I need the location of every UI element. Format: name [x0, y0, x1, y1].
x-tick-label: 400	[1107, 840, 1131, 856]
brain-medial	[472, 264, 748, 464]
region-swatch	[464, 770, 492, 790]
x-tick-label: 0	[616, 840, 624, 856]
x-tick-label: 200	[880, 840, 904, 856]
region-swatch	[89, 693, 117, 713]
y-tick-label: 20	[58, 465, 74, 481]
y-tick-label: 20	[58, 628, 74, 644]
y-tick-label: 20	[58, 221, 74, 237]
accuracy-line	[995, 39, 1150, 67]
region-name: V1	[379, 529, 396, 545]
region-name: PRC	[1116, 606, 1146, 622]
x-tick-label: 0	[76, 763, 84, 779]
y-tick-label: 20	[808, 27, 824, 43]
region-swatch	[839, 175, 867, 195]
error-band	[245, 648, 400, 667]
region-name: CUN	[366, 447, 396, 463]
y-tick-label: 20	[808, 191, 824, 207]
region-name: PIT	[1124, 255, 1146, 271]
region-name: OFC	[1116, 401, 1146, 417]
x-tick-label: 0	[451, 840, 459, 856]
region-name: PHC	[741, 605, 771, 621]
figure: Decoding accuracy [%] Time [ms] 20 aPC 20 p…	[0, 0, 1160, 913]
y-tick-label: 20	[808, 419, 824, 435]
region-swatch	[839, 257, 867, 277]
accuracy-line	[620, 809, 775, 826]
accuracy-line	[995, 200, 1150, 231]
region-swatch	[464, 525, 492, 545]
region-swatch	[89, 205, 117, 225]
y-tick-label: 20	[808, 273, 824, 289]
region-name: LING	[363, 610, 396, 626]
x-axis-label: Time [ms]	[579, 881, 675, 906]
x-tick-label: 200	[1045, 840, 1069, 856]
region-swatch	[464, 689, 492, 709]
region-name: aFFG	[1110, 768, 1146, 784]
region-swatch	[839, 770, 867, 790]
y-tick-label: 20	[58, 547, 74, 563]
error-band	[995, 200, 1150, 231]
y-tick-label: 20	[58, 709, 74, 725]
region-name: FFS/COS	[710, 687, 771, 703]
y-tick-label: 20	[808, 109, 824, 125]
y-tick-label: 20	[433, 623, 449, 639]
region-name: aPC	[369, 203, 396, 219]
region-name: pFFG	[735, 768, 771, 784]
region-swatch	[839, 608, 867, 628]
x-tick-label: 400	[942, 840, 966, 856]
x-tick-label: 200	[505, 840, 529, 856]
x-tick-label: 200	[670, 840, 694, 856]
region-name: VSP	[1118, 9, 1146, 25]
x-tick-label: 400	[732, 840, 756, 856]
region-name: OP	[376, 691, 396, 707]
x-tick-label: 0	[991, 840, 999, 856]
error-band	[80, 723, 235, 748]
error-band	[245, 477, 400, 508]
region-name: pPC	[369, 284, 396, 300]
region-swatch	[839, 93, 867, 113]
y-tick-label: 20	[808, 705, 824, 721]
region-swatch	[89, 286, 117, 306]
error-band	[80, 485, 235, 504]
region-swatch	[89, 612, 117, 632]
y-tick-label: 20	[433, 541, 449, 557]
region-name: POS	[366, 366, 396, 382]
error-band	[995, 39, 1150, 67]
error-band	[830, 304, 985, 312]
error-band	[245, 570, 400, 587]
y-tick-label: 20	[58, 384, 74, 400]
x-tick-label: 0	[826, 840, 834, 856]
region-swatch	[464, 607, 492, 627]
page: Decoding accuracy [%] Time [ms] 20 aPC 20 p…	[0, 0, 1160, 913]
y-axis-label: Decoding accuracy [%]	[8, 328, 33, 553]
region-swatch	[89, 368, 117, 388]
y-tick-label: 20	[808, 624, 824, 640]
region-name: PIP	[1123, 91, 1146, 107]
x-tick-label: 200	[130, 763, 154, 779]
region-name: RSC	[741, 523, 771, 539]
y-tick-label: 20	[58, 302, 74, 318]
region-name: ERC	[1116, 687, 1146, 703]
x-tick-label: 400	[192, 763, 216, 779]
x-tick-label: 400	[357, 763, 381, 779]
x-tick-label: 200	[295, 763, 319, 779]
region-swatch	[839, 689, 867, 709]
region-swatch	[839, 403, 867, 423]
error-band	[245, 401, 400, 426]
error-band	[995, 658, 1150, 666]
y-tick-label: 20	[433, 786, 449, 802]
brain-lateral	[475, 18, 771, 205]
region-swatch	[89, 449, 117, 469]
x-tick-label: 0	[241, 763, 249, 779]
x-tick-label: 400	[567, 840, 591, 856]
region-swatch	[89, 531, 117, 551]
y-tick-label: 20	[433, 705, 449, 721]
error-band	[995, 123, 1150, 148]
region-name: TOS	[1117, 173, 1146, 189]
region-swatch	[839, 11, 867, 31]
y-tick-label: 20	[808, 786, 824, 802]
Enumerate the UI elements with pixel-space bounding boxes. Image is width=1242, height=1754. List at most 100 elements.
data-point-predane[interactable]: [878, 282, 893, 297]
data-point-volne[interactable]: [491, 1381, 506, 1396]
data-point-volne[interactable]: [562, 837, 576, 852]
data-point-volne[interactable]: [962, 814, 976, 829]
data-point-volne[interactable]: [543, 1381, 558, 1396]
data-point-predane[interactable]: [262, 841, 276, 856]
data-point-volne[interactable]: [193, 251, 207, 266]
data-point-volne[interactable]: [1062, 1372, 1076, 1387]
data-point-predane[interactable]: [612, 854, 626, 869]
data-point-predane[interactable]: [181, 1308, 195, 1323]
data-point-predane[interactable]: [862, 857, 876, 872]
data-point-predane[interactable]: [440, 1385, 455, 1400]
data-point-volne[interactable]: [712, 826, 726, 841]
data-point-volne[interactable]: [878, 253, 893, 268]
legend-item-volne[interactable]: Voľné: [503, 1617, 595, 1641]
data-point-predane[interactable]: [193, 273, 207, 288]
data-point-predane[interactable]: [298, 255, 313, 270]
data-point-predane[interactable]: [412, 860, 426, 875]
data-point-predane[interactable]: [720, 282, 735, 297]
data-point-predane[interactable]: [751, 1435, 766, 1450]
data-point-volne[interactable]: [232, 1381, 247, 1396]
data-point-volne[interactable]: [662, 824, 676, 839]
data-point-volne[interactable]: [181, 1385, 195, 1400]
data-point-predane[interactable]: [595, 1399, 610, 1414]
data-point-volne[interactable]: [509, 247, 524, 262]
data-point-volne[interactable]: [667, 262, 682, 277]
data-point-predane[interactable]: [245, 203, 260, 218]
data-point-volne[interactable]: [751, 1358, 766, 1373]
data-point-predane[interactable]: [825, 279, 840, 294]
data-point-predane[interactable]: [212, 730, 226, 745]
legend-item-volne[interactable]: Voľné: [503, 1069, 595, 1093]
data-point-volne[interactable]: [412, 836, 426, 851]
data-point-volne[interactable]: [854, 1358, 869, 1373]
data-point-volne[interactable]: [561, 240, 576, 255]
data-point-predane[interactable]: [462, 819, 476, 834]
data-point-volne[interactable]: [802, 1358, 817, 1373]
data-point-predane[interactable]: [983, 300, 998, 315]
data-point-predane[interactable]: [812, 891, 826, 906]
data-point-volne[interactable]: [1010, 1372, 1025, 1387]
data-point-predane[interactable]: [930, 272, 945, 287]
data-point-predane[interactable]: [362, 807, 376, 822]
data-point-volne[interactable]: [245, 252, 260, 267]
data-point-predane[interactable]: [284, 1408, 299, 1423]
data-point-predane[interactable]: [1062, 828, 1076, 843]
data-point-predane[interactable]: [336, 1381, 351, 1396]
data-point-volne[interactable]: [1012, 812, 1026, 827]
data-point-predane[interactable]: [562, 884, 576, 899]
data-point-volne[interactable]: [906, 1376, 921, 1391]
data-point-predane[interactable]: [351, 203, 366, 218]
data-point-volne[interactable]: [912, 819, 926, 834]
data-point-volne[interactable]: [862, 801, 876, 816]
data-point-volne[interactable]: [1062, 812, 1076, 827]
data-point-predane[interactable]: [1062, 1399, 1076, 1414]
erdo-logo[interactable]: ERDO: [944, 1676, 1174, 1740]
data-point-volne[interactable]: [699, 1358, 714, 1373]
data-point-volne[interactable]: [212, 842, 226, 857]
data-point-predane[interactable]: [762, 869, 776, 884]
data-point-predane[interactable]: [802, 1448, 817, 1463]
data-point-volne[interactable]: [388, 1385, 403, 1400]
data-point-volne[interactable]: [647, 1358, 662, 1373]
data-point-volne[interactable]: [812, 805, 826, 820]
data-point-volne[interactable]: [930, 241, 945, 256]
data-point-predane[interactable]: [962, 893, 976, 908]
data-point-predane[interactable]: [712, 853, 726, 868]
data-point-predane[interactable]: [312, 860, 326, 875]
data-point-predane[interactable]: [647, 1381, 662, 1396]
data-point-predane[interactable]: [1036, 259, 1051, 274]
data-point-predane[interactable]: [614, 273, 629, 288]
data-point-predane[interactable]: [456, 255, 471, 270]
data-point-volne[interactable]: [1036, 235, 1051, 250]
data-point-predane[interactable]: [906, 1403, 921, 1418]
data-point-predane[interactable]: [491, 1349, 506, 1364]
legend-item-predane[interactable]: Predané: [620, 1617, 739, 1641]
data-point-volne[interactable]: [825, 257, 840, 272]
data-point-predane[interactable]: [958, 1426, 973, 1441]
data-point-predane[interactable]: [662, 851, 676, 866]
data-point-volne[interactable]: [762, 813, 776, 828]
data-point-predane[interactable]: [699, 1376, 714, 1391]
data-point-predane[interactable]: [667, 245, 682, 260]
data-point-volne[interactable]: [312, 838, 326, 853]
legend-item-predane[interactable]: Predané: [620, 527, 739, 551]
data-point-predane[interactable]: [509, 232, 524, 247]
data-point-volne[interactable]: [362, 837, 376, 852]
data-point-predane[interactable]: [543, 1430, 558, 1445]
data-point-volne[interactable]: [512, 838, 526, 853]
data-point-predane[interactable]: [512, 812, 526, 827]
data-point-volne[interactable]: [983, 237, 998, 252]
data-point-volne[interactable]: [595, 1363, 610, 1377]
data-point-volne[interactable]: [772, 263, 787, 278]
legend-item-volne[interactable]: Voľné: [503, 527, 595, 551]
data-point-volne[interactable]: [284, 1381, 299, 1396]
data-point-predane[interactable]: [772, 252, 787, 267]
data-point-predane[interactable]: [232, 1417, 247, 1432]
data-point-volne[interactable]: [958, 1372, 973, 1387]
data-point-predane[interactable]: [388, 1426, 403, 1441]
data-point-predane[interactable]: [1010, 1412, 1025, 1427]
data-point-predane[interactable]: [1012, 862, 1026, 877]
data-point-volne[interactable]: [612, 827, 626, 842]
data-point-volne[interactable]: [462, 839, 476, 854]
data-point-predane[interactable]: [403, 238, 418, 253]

• _Objective_: Convert the material from its first line through the line containing "608, 867, 628]" into a JSON list of strings, one string per line, with blank lines omitted.

• _Completed task_:
[
  "I need the location of every UI element. Format: name [x0, y0, x1, y1].",
  "x-tick-label: 400\t[1107, 840, 1131, 856]",
  "brain-medial\t[472, 264, 748, 464]",
  "region-swatch\t[464, 770, 492, 790]",
  "x-tick-label: 0\t[616, 840, 624, 856]",
  "x-tick-label: 200\t[880, 840, 904, 856]",
  "region-swatch\t[89, 693, 117, 713]",
  "y-tick-label: 20\t[58, 465, 74, 481]",
  "y-tick-label: 20\t[58, 628, 74, 644]",
  "y-tick-label: 20\t[58, 221, 74, 237]",
  "accuracy-line\t[995, 39, 1150, 67]",
  "region-name: V1\t[379, 529, 396, 545]",
  "region-name: PRC\t[1116, 606, 1146, 622]",
  "x-tick-label: 0\t[76, 763, 84, 779]",
  "y-tick-label: 20\t[808, 27, 824, 43]",
  "region-swatch\t[839, 175, 867, 195]",
  "error-band\t[245, 648, 400, 667]",
  "region-name: CUN\t[366, 447, 396, 463]",
  "y-tick-label: 20\t[808, 191, 824, 207]",
  "region-name: PIT\t[1124, 255, 1146, 271]",
  "region-name: OFC\t[1116, 401, 1146, 417]",
  "x-tick-label: 0\t[451, 840, 459, 856]",
  "region-name: PHC\t[741, 605, 771, 621]",
  "figure: Decoding accuracy [%] Time [ms] 20 aPC 20 p…\t[0, 0, 1160, 913]",
  "y-tick-label: 20\t[808, 419, 824, 435]",
  "region-swatch\t[839, 257, 867, 277]",
  "accuracy-line\t[620, 809, 775, 826]",
  "accuracy-line\t[995, 200, 1150, 231]",
  "region-swatch\t[464, 525, 492, 545]",
  "region-swatch\t[89, 205, 117, 225]",
  "y-tick-label: 20\t[808, 273, 824, 289]",
  "region-name: LING\t[363, 610, 396, 626]",
  "x-axis-label: Time [ms]\t[579, 881, 675, 906]",
  "x-tick-label: 200\t[1045, 840, 1069, 856]",
  "region-swatch\t[464, 689, 492, 709]",
  "region-name: aFFG\t[1110, 768, 1146, 784]",
  "region-swatch\t[839, 770, 867, 790]",
  "y-tick-label: 20\t[58, 547, 74, 563]",
  "error-band\t[995, 200, 1150, 231]",
  "y-tick-label: 20\t[58, 709, 74, 725]",
  "region-name: FFS/COS\t[710, 687, 771, 703]",
  "y-tick-label: 20\t[808, 109, 824, 125]",
  "y-tick-label: 20\t[433, 623, 449, 639]",
  "region-name: aPC\t[369, 203, 396, 219]",
  "region-name: pFFG\t[735, 768, 771, 784]",
  "region-swatch\t[839, 608, 867, 628]"
]